* WORK TO COMPLETE:
Take the entries below and print all of them exactly, please.

* EXERCISE MATERIALS:
·····
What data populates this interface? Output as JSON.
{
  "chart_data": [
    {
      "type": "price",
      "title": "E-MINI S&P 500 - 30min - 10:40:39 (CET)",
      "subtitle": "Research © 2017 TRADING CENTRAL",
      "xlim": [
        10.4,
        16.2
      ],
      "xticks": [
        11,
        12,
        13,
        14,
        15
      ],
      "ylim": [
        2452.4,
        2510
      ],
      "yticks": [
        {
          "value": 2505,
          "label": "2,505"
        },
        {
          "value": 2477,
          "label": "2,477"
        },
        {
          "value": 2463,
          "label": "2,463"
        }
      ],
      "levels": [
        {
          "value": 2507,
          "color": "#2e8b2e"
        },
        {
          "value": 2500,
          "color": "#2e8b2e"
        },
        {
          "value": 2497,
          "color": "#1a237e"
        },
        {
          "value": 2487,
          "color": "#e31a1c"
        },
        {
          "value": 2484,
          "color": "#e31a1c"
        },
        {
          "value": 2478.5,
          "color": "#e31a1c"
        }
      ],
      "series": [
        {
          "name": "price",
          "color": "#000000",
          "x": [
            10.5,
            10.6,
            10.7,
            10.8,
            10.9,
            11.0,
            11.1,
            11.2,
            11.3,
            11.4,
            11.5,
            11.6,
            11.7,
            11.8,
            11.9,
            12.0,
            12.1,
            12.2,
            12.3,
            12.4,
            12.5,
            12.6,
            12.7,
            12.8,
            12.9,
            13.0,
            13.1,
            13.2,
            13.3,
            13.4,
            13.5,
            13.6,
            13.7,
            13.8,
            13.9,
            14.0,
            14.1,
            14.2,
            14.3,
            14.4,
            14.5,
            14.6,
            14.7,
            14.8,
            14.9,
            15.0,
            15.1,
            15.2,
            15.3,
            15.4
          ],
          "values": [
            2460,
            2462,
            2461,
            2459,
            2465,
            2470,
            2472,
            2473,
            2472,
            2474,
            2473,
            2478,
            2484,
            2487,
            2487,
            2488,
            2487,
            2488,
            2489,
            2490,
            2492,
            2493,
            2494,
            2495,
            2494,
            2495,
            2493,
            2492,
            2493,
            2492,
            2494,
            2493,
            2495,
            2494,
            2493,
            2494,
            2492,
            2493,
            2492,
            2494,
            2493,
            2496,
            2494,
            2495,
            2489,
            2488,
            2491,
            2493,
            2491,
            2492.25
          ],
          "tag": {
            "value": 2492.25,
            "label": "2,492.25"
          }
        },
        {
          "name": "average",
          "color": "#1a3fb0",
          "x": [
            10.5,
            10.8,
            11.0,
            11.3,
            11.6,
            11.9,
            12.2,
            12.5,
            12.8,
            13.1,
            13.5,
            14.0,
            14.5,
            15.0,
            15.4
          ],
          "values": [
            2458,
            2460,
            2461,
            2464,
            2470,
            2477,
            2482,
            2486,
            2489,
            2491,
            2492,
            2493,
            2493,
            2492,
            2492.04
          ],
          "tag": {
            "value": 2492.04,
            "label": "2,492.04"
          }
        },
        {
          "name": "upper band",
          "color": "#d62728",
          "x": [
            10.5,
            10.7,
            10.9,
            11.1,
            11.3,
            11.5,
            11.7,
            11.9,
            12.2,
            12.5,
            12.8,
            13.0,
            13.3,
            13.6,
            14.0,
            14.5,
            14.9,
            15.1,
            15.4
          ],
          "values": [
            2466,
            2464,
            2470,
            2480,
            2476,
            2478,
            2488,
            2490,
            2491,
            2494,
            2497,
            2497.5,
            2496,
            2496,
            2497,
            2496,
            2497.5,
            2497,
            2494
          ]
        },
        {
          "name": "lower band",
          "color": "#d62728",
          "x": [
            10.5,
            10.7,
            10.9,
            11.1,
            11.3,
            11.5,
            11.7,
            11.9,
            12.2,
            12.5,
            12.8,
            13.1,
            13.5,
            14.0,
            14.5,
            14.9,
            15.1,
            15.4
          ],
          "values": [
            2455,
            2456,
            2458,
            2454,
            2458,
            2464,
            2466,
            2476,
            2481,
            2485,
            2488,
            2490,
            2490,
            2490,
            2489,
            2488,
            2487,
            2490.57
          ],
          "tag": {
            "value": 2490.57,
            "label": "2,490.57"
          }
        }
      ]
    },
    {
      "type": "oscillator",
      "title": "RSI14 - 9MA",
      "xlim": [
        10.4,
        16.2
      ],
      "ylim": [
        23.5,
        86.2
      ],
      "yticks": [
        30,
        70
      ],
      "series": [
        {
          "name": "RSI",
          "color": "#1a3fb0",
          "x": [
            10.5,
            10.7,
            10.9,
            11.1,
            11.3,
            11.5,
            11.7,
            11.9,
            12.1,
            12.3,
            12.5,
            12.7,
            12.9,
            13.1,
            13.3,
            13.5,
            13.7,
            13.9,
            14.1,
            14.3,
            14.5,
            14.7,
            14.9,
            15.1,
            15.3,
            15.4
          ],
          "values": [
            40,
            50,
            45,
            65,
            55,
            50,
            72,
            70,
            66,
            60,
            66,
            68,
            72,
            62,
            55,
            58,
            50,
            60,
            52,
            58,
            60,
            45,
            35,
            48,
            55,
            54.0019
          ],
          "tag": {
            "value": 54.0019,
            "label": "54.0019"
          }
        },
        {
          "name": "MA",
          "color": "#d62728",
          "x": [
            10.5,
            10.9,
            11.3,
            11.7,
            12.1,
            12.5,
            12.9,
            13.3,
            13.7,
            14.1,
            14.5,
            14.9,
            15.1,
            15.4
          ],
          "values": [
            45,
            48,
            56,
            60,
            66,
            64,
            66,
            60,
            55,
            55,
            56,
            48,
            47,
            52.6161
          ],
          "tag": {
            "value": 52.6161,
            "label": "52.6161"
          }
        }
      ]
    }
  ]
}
·····
* SOLUTION FOR THIS EXERCISE:
What data populates this interface? Output as JSON.
{
  "chart_data": [
    {
      "type": "price",
      "title": "E-MINI S&P 500 - 30min - 10:40:39 (CET)",
      "subtitle": "Research © 2017 TRADING CENTRAL",
      "xlim": [
        10.4,
        16.2
      ],
      "xticks": [
        11,
        12,
        13,
        14,
        15
      ],
      "ylim": [
        2452.4,
        2510
      ],
      "yticks": [
        {
          "value": 2505,
          "label": "2,505"
        },
        {
          "value": 2477,
          "label": "2,477"
        },
        {
          "value": 2463,
          "label": "2,463"
        }
      ],
      "levels": [
        {
          "value": 2507,
          "color": "#2e8b2e"
        },
        {
          "value": 2500,
          "color": "#2e8b2e"
        },
        {
          "value": 2497,
          "color": "#1a237e"
        },
        {
          "value": 2487,
          "color": "#e31a1c"
        },
        {
          "value": 2484,
          "color": "#e31a1c"
        },
        {
          "value": 2478.5,
          "color": "#e31a1c"
        }
      ],
      "series": [
        {
          "name": "price",
          "color": "#000000",
          "x": [
            10.5,
            10.6,
            10.7,
            10.8,
            10.9,
            11.0,
            11.1,
            11.2,
            11.3,
            11.4,
            11.5,
            11.6,
            11.7,
            11.8,
            11.9,
            12.0,
            12.1,
            12.2,
            12.3,
            12.4,
            12.5,
            12.6,
            12.7,
            12.8,
            12.9,
            13.0,
            13.1,
            13.2,
            13.3,
            13.4,
            13.5,
            13.6,
            13.7,
            13.8,
            13.9,
            14.0,
            14.1,
            14.2,
            14.3,
            14.4,
            14.5,
            14.6,
            14.7,
            14.8,
            14.9,
            15.0,
            15.1,
            15.2,
            15.3,
            15.4
          ],
          "values": [
            2460,
            2462,
            2461,
            2459,
            2465,
            2470,
            2472,
            2473,
            2472,
            2474,
            2473,
            2478,
            2484,
            2487,
            2487,
            2488,
            2487,
            2488,
            2489,
            2490,
            2492,
            2493,
            2494,
            2495,
            2494,
            2495,
            2493,
            2492,
            2493,
            2492,
            2494,
            2493,
            2495,
            2494,
            2493,
            2494,
            2492,
            2493,
            2492,
            2494,
            2493,
            2496,
            2494,
            2495,
            2489,
            2488,
            2491,
            2493,
            2491,
            2492.25
          ],
          "tag": {
            "value": 2492.25,
            "label": "2,492.25"
          }
        },
        {
          "name": "average",
          "color": "#1a3fb0",
          "x": [
            10.5,
            10.8,
            11.0,
            11.3,
            11.6,
            11.9,
            12.2,
            12.5,
            12.8,
            13.1,
            13.5,
            14.0,
            14.5,
            15.0,
            15.4
          ],
          "values": [
            2458,
            2460,
            2461,
            2464,
            2470,
            2477,
            2482,
            2486,
            2489,
            2491,
            2492,
            2493,
            2493,
            2492,
            2492.04
          ],
          "tag": {
            "value": 2492.04,
            "label": "2,492.04"
          }
        },
        {
          "name": "upper band",
          "color": "#d62728",
          "x": [
            10.5,
            10.7,
            10.9,
            11.1,
            11.3,
            11.5,
            11.7,
            11.9,
            12.2,
            12.5,
            12.8,
            13.0,
            13.3,
            13.6,
            14.0,
            14.5,
            14.9,
            15.1,
            15.4
          ],
          "values": [
            2466,
            2464,
            2470,
            2480,
            2476,
            2478,
            2488,
            2490,
            2491,
            2494,
            2497,
            2497.5,
            2496,
            2496,
            2497,
            2496,
            2497.5,
            2497,
            2494
          ]
        },
        {
          "name": "lower band",
          "color": "#d62728",
          "x": [
            10.5,
            10.7,
            10.9,
            11.1,
            11.3,
            11.5,
            11.7,
            11.9,
            12.2,
            12.5,
            12.8,
            13.1,
            13.5,
            14.0,
            14.5,
            14.9,
            15.1,
            15.4
          ],
          "values": [
            2455,
            2456,
            2458,
            2454,
            2458,
            2464,
            2466,
            2476,
            2481,
            2485,
            2488,
            2490,
            2490,
            2490,
            2489,
            2488,
            2487,
            2490.57
          ],
          "tag": {
            "value": 2490.57,
            "label": "2,490.57"
          }
        }
      ]
    },
    {
      "type": "oscillator",
      "title": "RSI14 - 9MA",
      "xlim": [
        10.4,
        16.2
      ],
      "ylim": [
        23.5,
        86.2
      ],
      "yticks": [
        30,
        70
      ],
      "series": [
        {
          "name": "RSI",
          "color": "#1a3fb0",
          "x": [
            10.5,
            10.7,
            10.9,
            11.1,
            11.3,
            11.5,
            11.7,
            11.9,
            12.1,
            12.3,
            12.5,
            12.7,
            12.9,
            13.1,
            13.3,
            13.5,
            13.7,
            13.9,
            14.1,
            14.3,
            14.5,
            14.7,
            14.9,
            15.1,
            15.3,
            15.4
          ],
          "values": [
            40,
            50,
            45,
            65,
            55,
            50,
            72,
            70,
            66,
            60,
            66,
            68,
            72,
            62,
            55,
            58,
            50,
            60,
            52,
            58,
            60,
            45,
            35,
            48,
            55,
            54.0019
          ],
          "tag": {
            "value": 54.0019,
            "label": "54.0019"
          }
        },
        {
          "name": "MA",
          "color": "#d62728",
          "x": [
            10.5,
            10.9,
            11.3,
            11.7,
            12.1,
            12.5,
            12.9,
            13.3,
            13.7,
            14.1,
            14.5,
            14.9,
            15.1,
            15.4
          ],
          "values": [
            45,
            48,
            56,
            60,
            66,
            64,
            66,
            60,
            55,
            55,
            56,
            48,
            47,
            52.6161
          ],
          "tag": {
            "value": 52.6161,
            "label": "52.6161"
          }
        }
      ]
    }
  ]
}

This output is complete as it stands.